All of the material below is to be repeated exactly.

══ Input rows ══

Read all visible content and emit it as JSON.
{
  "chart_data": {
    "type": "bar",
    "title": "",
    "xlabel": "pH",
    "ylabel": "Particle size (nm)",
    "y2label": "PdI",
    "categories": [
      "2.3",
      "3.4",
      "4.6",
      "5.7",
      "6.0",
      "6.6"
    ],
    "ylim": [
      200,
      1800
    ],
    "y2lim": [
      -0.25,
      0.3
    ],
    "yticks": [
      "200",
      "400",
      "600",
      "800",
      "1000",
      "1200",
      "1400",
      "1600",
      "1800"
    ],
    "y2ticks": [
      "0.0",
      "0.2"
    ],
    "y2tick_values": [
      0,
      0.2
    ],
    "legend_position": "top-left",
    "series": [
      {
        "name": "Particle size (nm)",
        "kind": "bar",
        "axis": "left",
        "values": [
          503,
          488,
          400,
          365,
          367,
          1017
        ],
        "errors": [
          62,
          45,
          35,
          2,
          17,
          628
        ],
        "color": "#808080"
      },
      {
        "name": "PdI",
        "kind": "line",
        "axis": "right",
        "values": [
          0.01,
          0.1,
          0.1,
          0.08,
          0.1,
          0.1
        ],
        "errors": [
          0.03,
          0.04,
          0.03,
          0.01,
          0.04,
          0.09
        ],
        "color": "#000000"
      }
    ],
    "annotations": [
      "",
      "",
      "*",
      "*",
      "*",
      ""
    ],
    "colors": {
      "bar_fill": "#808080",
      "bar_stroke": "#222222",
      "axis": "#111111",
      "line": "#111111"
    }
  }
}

═══

Solved problem:
Read all visible content and emit it as JSON.
{
  "chart_data": {
    "type": "bar",
    "title": "",
    "xlabel": "pH",
    "ylabel": "Particle size (nm)",
    "y2label": "PdI",
    "categories": [
      "2.3",
      "3.4",
      "4.6",
      "5.7",
      "6.0",
      "6.6"
    ],
    "ylim": [
      200,
      1800
    ],
    "y2lim": [
      -0.25,
      0.3
    ],
    "yticks": [
      "200",
      "400",
      "600",
      "800",
      "1000",
      "1200",
      "1400",
      "1600",
      "1800"
    ],
    "y2ticks": [
      "0.0",
      "0.2"
    ],
    "y2tick_values": [
      0,
      0.2
    ],
    "legend_position": "top-left",
    "series": [
      {
        "name": "Particle size (nm)",
        "kind": "bar",
        "axis": "left",
        "values": [
          503,
          488,
          400,
          365,
          367,
          1017
        ],
        "errors": [
          62,
          45,
          35,
          2,
          17,
          628
        ],
        "color": "#808080"
      },
      {
        "name": "PdI",
        "kind": "line",
        "axis": "right",
        "values": [
          0.01,
          0.1,
          0.1,
          0.08,
          0.1,
          0.1
        ],
        "errors": [
          0.03,
          0.04,
          0.03,
          0.01,
          0.04,
          0.09
        ],
        "color": "#000000"
      }
    ],
    "annotations": [
      "",
      "",
      "*",
      "*",
      "*",
      ""
    ],
    "colors": {
      "bar_fill": "#808080",
      "bar_stroke": "#222222",
      "axis": "#111111",
      "line": "#111111"
    }
  }
}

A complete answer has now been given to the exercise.